— Begin —

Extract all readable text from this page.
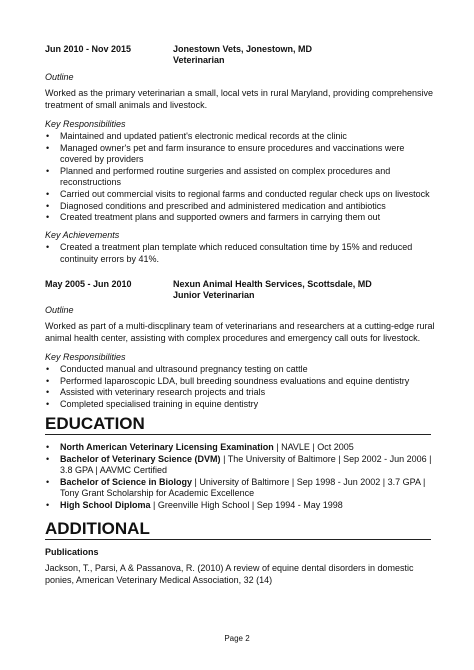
Jun 2010 - Nov 2015	Jonestown Vets, Jonestown, MD
Veterinarian
Outline
Worked as the primary veterinarian a small, local vets in rural Maryland, providing comprehensive treatment of small animals and livestock.
Key Responsibilities
• Maintained and updated patient's electronic medical records at the clinic
• Managed owner's pet and farm insurance to ensure procedures and vaccinations were covered by providers
• Planned and performed routine surgeries and assisted on complex procedures and reconstructions
• Carried out commercial visits to regional farms and conducted regular check ups on livestock
• Diagnosed conditions and prescribed and administered medication and antibiotics
• Created treatment plans and supported owners and farmers in carrying them out
Key Achievements
• Created a treatment plan template which reduced consultation time by 15% and reduced continuity errors by 41%.
May 2005 - Jun 2010	Nexun Animal Health Services, Scottsdale, MD
Junior Veterinarian
Outline
Worked as part of a multi-discplinary team of veterinarians and researchers at a cutting-edge rural animal health center, assisting with complex procedures and emergency call outs for livestock.
Key Responsibilities
• Conducted manual and ultrasound pregnancy testing on cattle
• Performed laparoscopic LDA, bull breeding soundness evaluations and equine dentistry
• Assisted with veterinary research projects and trials
• Completed specialised training in equine dentistry
EDUCATION
• North American Veterinary Licensing Examination | NAVLE | Oct 2005
• Bachelor of Veterinary Science (DVM) | The University of Baltimore | Sep 2002 - Jun 2006 | 3.8 GPA | AAVMC Certified
• Bachelor of Science in Biology | University of Baltimore | Sep 1998 - Jun 2002 | 3.7 GPA | Tony Grant Scholarship for Academic Excellence
• High School Diploma | Greenville High School | Sep 1994 - May 1998
ADDITIONAL
Publications
Jackson, T., Parsi, A & Passanova, R. (2010) A review of equine dental disorders in domestic ponies, American Veterinary Medical Association, 32 (14)
Page 2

— End —

### What the exercise asks
Extract all lines containing the word "treatment".

### Output
Worked as the primary veterinarian a small, local vets in rural Maryland, providing comprehensive treatment of small animals and livestock.
• Created treatment plans and supported owners and farmers in carrying them out
• Created a treatment plan template which reduced consultation time by 15% and reduced continuity errors by 41%.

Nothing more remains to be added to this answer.